Oleh: Nur Rahmawati, S.H.
(Penulis dan Pegiat Literasi)
“Pelit dan romantis itu susah bertemu,” pernyataan ini tidaklah salah jika kita melihat sebuah kisah Hindun istri Abu Sufyan datang mengadu kepada Nabi atas kebakhilan suaminya. Dia berkata, “Wahai Rasul, Abu Sufyan itu seorang laki-laki pelit. Ia tidak memberikan nafkah yang mencukupiku dan anak-anakku kecuali apa yang ku ambil darinya tanpa sepengetahuannya.”
Mendengar hal itu, Nabi berkata:
“Ambillah dari hartanya dengan cara yang baik sebanyak yang bisa mencukupi kebutuhanmu dan anak-anakmu.” (HR Al-Bukhari dari Aisyah, Maktabah Syamilah)
Riwayat lain, Fatimah binti Qais bercerai dari suaminya. Kemudian ia dilamar oleh tiga laki-laki hebat, salah satunya Muawiyah bin Abi Sufyan. Namun nabi melarang, “Jangan terima lamarannya Muawiyah bin Abi Sufyan, ia miskin.” (HR Al-Bukhari dari Fatimah binti Qais, Maktabah Syamilah)
Abul Aswad Ad-Duali, seorang yang ahli bahasa di masa tabi’in, ia laki-laki bakhil. Suatu hari, ia lagi menyantap makanan yang sangat lezat, sementara seorang Arab badui sangat berharap diajak makan oleh Abul Aswad. Namun, laki-laki badui itu tidak mendapatkan apa yang diinginkan, karena Abu Aswad sudah berazam ia tidak akan memanggilnya.
Nabi menyarankan Fatimah binti Qais tidak terima lamaran muawiyah bin Abi Sufyan yang miskin, bukan berarti Nabi materialistis. Namun, itu terkait kehidupan Fatimah kelak, Ia seorang janda, jika menikah lagi dengan laki-laki miskin, pas-pasan, dan bakhil, tentu ekonomi keluarga menjadi terpuruk. Urusan menikah itu bukan hanya pekerjaan romantika, tapi yang mempertemukan antara banyak problematika. Salah satunya, perlunya ekonomi dalam keluarga dalam membangun serta mendidik dan menghidupi keluarga, dan laki-laki pelit serta miskin susah untuk diajak romantis.

# INSTRUKSI 1
Jawablah pertanyaan berikut berdasarkan kutipan tentang sifat pelit di atas.
(a) Siapa yang datang mengadu kepada Nabi karena suaminya pelit?
(b) Berapa orang laki-laki yang melamar Fatimah binti Qais setelah ia bercerai?
(c) Abul Aswad Ad-Duali dikenal sebagai ahli di bidang apa?
# INSTRUKSI 2
Tolong lanjutkan kutipan tentang sifat pelit di atas, mulai setelah kalimat terakhirnya.

# DATA YANG DIBERIKAN
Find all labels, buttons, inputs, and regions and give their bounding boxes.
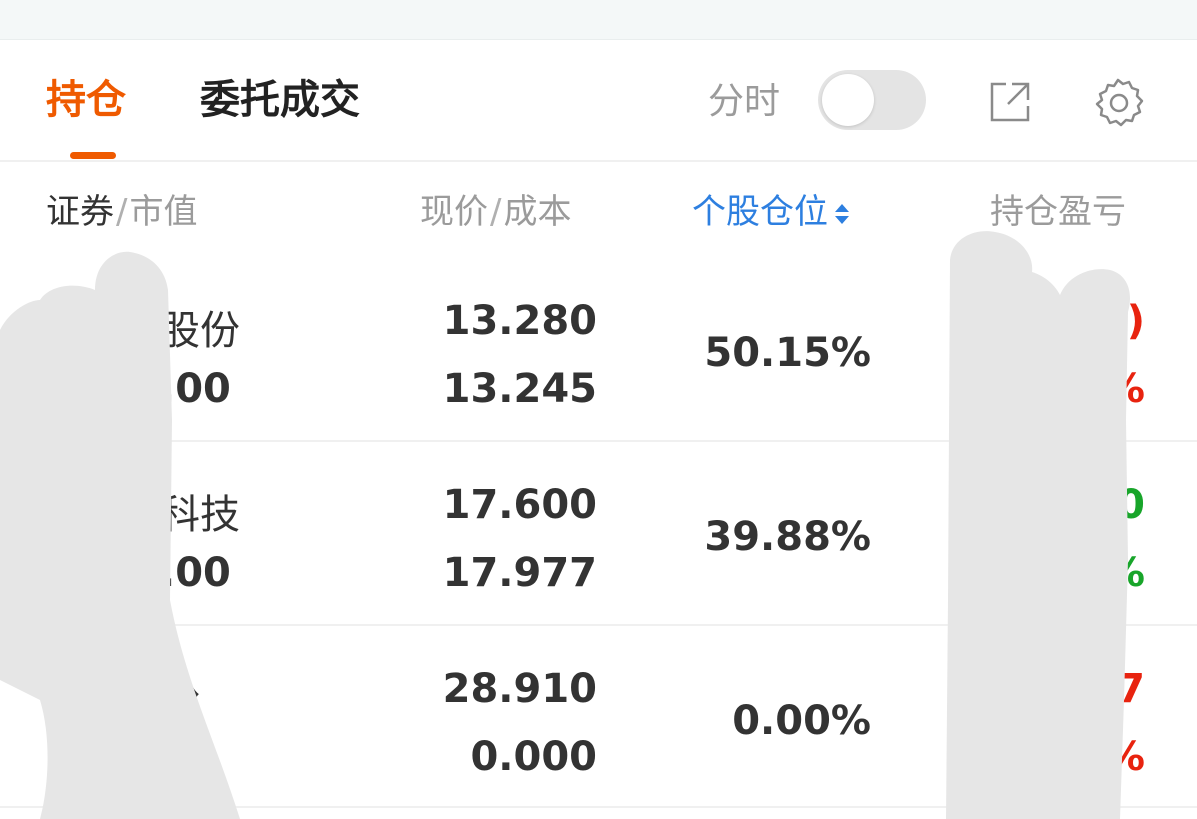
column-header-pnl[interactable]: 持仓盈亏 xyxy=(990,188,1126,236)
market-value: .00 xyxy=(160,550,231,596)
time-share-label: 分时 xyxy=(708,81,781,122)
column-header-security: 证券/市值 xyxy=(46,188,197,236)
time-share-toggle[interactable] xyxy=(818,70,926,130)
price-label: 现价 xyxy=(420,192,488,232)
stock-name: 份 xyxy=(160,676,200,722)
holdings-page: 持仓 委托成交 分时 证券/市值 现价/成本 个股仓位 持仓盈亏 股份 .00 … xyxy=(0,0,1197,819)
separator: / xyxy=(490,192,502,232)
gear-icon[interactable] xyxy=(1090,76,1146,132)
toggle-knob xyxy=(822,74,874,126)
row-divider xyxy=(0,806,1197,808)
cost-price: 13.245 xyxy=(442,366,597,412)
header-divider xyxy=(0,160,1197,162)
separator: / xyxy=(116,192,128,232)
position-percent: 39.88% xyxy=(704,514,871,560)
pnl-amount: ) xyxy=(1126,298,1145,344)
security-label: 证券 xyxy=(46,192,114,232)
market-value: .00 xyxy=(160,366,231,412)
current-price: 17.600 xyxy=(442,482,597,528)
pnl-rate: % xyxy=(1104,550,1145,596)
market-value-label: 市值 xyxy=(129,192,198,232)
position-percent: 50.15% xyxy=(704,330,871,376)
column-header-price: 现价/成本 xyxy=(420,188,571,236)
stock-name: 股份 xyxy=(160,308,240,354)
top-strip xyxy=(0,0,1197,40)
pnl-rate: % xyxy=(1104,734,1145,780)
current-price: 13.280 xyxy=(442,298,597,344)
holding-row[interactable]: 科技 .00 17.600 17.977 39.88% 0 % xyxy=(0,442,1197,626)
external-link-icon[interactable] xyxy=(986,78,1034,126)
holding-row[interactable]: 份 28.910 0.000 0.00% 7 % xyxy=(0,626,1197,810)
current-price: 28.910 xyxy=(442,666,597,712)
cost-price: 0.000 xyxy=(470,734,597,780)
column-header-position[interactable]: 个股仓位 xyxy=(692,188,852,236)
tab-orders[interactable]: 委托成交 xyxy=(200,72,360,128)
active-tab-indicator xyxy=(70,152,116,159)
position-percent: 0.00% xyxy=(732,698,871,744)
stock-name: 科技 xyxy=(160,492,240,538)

# JAWABAN 1
(a) Hindun, istri Abu Sufyan.
(b) Tiga orang laki-laki.
(c) Bahasa.

# JAWABAN 2
Maka menjadi seorang suami tidaklah elok ketika memiliki sifat bakhil. Pasalnya, bakhil dan romantis itu sulit untuk dipertemukan. Bayangkan jika seorang istri yang lapar dan tertekan susah untuk memahami ucapan romantis karena di saat bersamaan suami menahan uang untuk beli kebutuhan pokok dalam keluarganya. Misalnya saja, seorang suami menahan uangnya untuk tidak memberikan susu bagi anaknya. Maka, kondisi yang ada bukanlah romantika rumah tangga, tapi justru terjadi pertengkaran yang berdampak pada kekerasan dalam rumah tangga.
Di sinilah, perlu adanya edukasi pernikahan. Sebelum menjalin rumah tangga harus memahami bahwa memiliki sifat bakhil akan berdampak pada kehancuran dalam rumah tangganya.
Wallahu a’lam bishawab.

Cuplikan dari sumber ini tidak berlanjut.